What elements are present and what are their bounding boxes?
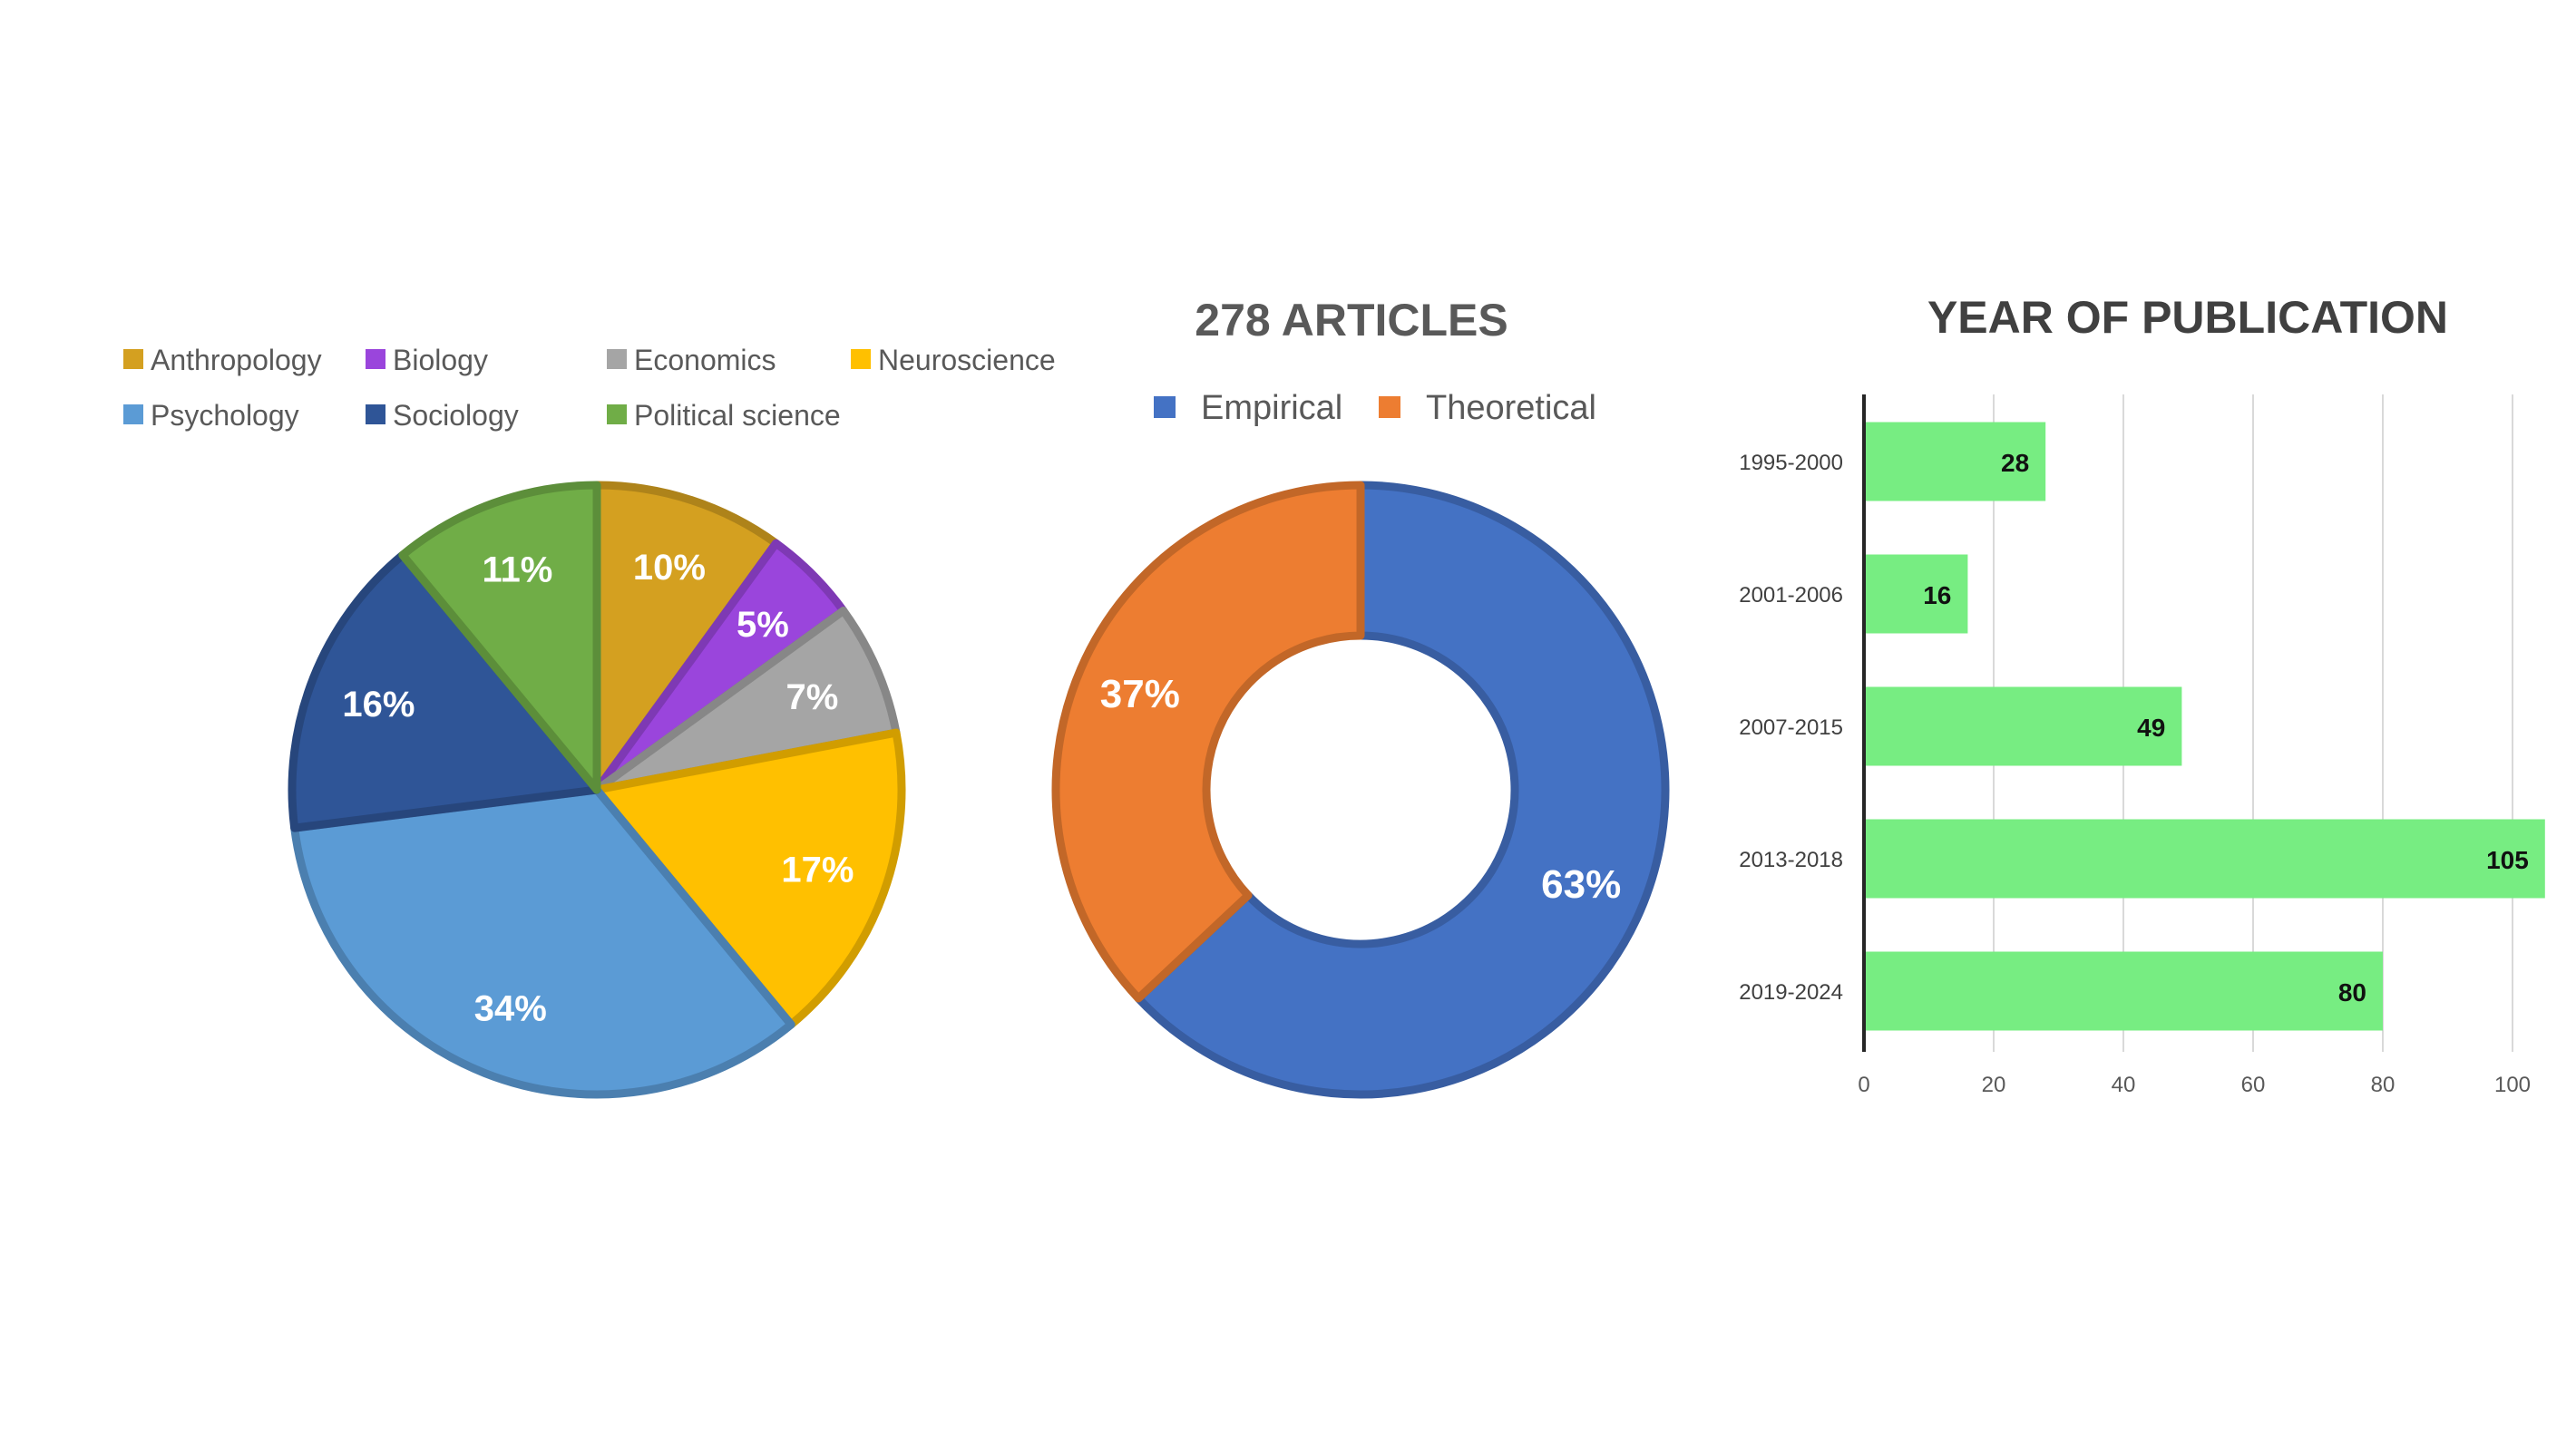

========

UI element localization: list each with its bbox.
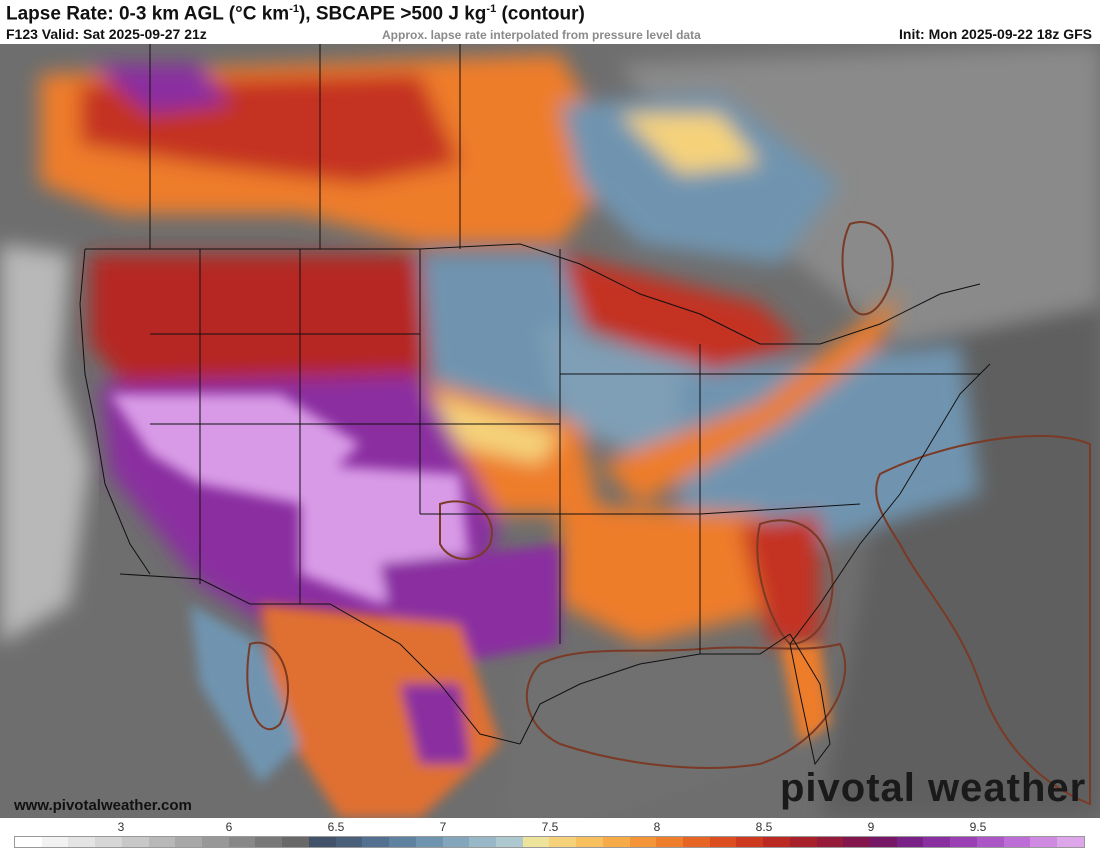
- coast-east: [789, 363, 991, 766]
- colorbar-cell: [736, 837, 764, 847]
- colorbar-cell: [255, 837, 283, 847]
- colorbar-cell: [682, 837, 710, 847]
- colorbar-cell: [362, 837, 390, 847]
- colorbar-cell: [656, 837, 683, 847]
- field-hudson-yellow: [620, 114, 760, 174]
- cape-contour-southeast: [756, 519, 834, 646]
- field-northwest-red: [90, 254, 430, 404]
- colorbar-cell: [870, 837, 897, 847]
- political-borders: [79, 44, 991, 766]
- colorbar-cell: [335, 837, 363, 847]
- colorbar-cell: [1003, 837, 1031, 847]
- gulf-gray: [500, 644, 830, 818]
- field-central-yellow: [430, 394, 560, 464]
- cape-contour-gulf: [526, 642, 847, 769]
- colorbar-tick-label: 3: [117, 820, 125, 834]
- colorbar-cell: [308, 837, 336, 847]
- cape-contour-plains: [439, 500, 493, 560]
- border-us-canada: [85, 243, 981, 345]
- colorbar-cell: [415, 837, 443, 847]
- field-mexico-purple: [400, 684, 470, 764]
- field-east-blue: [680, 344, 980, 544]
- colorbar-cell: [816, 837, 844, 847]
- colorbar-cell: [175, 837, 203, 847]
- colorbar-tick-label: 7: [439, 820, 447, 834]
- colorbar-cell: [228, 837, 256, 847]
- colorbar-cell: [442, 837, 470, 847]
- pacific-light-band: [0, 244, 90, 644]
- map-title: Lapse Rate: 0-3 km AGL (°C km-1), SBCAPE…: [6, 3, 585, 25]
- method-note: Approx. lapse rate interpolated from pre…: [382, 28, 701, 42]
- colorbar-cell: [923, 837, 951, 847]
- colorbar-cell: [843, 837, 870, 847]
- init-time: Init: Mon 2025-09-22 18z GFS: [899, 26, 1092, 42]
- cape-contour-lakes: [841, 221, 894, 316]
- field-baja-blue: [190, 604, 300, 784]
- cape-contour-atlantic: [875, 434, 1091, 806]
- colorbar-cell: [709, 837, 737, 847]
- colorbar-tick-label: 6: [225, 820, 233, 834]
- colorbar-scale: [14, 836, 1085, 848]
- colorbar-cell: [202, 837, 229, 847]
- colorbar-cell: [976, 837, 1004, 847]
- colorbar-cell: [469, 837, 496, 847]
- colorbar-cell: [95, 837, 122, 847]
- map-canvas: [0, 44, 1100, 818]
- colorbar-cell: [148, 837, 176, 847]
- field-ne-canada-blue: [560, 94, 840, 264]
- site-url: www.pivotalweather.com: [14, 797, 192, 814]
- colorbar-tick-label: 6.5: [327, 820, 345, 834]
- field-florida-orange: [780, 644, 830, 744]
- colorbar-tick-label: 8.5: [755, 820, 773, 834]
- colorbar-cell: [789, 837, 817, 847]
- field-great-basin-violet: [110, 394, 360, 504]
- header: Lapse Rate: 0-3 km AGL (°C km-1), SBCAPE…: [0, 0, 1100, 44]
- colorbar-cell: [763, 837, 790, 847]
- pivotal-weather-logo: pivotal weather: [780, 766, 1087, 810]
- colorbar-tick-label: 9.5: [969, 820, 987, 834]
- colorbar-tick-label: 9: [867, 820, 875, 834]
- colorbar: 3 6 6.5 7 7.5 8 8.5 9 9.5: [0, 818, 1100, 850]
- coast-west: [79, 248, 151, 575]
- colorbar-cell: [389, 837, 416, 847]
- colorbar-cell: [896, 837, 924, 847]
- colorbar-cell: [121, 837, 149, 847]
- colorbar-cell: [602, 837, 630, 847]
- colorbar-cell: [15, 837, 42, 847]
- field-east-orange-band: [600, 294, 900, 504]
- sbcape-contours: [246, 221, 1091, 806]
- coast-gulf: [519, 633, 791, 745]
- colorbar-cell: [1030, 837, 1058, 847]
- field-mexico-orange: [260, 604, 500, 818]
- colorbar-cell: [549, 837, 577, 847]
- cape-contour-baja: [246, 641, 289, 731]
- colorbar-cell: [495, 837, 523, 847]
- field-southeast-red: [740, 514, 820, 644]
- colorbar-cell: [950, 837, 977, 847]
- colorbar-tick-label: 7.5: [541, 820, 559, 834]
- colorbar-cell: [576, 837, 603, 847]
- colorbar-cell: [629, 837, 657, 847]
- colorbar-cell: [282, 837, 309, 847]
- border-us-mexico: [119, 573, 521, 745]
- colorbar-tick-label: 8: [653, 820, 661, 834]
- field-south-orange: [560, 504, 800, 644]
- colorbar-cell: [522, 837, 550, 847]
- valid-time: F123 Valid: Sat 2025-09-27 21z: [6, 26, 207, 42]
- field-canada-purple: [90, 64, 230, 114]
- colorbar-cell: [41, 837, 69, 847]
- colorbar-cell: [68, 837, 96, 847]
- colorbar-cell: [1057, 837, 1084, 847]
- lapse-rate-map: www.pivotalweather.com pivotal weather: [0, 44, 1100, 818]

========

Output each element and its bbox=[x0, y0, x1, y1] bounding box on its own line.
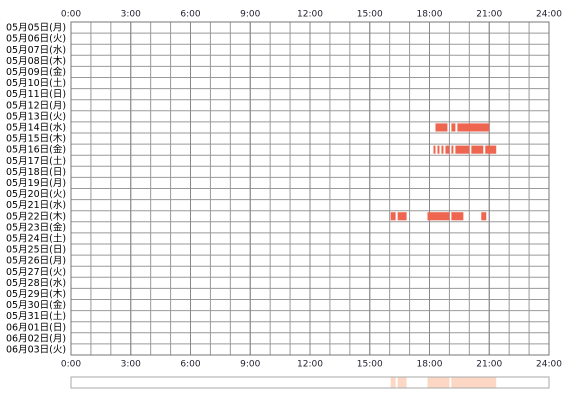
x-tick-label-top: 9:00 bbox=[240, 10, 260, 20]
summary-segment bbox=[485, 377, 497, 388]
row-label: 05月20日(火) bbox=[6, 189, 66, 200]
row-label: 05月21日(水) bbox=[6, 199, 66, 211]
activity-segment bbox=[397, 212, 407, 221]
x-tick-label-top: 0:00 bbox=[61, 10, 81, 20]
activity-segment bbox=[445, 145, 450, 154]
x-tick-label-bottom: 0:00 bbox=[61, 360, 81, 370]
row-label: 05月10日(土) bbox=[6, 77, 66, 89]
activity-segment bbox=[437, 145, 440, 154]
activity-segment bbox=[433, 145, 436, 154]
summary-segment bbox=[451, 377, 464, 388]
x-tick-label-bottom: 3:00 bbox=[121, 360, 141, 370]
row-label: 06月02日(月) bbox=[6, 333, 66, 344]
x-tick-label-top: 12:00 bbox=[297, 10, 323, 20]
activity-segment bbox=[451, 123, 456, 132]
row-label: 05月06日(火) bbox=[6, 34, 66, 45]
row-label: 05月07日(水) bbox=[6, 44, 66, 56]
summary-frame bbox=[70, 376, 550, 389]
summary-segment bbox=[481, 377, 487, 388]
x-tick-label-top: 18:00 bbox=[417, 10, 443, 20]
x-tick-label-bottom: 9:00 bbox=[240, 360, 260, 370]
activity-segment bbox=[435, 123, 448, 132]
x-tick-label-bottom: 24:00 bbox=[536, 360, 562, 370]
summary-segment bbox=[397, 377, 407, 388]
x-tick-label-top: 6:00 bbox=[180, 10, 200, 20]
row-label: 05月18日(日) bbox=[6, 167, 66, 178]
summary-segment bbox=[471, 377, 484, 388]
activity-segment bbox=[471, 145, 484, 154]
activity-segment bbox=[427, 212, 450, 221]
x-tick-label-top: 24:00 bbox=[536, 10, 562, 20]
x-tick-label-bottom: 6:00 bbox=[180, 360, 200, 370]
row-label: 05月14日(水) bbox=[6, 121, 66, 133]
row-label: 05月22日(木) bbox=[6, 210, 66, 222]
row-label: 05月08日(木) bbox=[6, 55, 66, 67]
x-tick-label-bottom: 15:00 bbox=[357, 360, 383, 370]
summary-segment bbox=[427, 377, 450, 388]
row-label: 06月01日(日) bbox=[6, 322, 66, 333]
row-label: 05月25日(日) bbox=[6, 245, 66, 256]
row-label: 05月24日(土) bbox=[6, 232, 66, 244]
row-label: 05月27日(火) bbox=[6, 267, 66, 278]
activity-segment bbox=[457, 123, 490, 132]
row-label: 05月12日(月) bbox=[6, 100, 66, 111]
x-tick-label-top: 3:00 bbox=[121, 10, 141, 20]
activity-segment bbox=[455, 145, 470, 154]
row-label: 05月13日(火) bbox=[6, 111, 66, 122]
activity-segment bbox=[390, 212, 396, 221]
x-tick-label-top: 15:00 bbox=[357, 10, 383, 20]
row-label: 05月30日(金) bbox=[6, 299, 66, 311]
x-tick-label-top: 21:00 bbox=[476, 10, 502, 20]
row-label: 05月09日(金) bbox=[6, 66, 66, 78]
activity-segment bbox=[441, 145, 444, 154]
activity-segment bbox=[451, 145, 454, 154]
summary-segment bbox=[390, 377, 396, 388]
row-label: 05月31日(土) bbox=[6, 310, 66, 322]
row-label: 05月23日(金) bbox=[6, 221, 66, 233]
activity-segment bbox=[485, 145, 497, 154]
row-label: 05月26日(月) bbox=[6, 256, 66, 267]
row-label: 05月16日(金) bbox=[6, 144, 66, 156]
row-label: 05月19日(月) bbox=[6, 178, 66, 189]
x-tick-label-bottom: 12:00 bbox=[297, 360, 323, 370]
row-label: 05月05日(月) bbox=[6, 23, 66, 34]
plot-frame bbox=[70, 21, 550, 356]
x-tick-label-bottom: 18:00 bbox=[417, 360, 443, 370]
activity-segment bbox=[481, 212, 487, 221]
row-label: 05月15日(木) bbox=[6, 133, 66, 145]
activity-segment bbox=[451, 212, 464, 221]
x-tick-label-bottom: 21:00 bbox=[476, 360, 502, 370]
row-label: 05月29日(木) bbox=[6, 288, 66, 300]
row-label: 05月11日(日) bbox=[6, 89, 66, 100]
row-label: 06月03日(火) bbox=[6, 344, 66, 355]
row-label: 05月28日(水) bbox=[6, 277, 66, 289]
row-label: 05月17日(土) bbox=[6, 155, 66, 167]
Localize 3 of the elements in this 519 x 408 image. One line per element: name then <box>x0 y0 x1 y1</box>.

========

**The exercise**
Rename every "colorbar-cell" to "legend-swatch" in the part of the records that opens with the line containing "UI element localization: list" and closes with the line containing "- map-title: Lapse", and give that part again with nothing else changed and the pictures left out.

**Reply to the exercise**
UI element localization: list each with its bbox.
- coast-east: [789, 363, 991, 766]
- legend-swatch: [736, 837, 764, 847]
- legend-swatch: [255, 837, 283, 847]
- legend-swatch: [682, 837, 710, 847]
- legend-swatch: [362, 837, 390, 847]
- legend-swatch: [656, 837, 683, 847]
- field-hudson-yellow: [620, 114, 760, 174]
- cape-contour-southeast: [756, 519, 834, 646]
- field-northwest-red: [90, 254, 430, 404]
- legend-swatch: [870, 837, 897, 847]
- political-borders: [79, 44, 991, 766]
- legend-swatch: [335, 837, 363, 847]
- legend-swatch: [1003, 837, 1031, 847]
- gulf-gray: [500, 644, 830, 818]
- field-central-yellow: [430, 394, 560, 464]
- cape-contour-gulf: [526, 642, 847, 769]
- colorbar-tick-label: 3: [117, 820, 125, 834]
- legend-swatch: [308, 837, 336, 847]
- cape-contour-plains: [439, 500, 493, 560]
- border-us-canada: [85, 243, 981, 345]
- legend-swatch: [415, 837, 443, 847]
- field-mexico-purple: [400, 684, 470, 764]
- field-east-blue: [680, 344, 980, 544]
- legend-swatch: [816, 837, 844, 847]
- legend-swatch: [175, 837, 203, 847]
- colorbar-tick-label: 7: [439, 820, 447, 834]
- legend-swatch: [228, 837, 256, 847]
- legend-swatch: [442, 837, 470, 847]
- pacific-light-band: [0, 244, 90, 644]
- map-title: Lapse Rate: 0-3 km AGL (°C km-1), SBCAPE…: [6, 3, 585, 25]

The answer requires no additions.